Exercise aim: Extract and list every line that contains the word "Яремко".

┌─ Extracted data

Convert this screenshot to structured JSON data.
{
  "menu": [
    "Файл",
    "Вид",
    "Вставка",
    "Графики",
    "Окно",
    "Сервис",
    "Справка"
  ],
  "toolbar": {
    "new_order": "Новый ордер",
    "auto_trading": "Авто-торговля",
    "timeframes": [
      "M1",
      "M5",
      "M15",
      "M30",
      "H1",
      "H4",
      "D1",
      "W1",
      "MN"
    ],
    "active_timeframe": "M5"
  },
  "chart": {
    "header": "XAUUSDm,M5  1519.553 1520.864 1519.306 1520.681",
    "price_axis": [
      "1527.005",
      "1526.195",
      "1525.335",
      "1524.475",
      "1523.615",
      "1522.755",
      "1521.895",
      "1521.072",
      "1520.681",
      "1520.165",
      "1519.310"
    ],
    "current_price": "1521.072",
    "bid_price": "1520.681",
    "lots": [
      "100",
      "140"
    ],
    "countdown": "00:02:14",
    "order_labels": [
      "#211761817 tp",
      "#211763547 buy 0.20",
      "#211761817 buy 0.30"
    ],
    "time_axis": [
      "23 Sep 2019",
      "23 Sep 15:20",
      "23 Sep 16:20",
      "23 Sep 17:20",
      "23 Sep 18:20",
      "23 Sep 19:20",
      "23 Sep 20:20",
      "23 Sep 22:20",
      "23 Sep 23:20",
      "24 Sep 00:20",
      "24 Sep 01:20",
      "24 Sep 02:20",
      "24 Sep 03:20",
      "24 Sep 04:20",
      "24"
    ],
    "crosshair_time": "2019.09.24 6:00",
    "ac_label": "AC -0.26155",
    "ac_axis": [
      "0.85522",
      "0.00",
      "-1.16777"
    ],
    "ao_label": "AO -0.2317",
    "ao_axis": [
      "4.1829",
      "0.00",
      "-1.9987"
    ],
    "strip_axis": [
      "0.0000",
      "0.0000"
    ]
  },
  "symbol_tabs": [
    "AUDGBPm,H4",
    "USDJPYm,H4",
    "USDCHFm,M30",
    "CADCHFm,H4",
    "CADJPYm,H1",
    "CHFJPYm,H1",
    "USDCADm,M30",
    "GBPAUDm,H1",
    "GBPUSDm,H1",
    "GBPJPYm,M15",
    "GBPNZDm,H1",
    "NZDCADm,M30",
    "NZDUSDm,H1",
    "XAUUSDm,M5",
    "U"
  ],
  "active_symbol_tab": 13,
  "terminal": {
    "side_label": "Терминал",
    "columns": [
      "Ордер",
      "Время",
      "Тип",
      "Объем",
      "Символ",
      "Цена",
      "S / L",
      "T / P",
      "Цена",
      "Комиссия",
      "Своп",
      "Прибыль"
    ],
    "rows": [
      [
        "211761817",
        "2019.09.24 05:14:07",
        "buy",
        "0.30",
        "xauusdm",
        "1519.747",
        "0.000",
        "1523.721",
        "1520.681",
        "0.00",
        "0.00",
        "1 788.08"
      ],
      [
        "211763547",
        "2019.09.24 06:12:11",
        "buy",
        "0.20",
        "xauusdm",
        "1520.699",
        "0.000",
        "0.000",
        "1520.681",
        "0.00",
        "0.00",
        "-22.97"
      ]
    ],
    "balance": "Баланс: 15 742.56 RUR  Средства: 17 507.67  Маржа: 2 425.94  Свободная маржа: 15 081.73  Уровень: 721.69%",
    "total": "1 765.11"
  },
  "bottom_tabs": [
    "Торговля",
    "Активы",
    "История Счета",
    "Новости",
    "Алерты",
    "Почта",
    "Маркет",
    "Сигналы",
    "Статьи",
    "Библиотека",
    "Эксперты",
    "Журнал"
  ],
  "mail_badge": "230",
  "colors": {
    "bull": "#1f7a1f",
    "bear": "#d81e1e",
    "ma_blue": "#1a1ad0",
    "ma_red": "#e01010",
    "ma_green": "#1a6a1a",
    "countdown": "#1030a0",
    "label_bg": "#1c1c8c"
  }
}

└─
┌─ Extracted data

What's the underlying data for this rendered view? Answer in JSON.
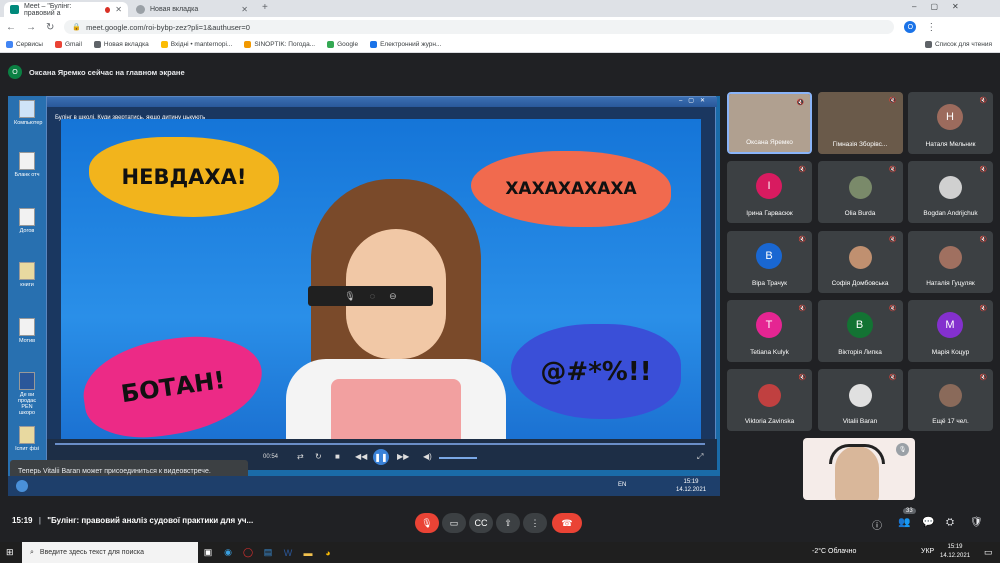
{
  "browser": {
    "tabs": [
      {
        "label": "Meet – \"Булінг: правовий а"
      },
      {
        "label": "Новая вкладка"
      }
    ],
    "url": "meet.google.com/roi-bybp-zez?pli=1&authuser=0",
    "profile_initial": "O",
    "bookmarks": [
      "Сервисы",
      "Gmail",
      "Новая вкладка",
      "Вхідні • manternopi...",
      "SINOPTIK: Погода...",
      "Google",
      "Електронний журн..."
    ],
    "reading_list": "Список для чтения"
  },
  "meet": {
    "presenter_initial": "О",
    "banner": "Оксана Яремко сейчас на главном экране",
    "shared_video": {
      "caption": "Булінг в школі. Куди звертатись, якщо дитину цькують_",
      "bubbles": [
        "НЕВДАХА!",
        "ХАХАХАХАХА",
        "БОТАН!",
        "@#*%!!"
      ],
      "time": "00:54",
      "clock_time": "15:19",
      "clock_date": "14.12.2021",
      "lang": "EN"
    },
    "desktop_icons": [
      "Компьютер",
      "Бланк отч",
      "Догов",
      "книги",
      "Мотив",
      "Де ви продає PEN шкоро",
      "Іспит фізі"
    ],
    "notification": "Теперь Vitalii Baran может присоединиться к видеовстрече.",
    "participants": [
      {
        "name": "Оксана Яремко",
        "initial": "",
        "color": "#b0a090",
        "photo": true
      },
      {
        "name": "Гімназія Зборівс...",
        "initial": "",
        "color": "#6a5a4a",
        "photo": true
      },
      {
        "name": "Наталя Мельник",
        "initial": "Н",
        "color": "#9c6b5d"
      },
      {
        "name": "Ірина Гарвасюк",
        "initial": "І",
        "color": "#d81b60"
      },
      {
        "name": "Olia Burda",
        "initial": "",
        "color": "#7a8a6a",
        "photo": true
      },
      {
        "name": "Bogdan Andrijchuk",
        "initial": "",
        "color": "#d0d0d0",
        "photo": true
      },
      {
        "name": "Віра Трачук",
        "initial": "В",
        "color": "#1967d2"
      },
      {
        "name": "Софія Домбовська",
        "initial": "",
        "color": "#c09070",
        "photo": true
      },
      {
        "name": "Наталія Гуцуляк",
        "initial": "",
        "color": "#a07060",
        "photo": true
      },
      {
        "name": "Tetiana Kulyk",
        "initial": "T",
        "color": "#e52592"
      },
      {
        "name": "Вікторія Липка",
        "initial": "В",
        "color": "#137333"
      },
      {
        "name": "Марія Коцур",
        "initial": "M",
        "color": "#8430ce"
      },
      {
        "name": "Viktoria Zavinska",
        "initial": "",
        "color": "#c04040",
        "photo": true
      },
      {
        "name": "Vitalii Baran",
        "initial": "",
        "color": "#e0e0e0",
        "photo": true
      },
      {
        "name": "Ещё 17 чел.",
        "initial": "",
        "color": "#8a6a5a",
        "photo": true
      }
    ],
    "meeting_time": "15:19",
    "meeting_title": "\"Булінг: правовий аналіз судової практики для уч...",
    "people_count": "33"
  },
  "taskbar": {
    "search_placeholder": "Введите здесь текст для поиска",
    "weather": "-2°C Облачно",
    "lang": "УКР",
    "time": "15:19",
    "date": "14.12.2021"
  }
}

└─

Response:
    "banner": "Оксана Яремко сейчас на главном экране",
        "name": "Оксана Яремко",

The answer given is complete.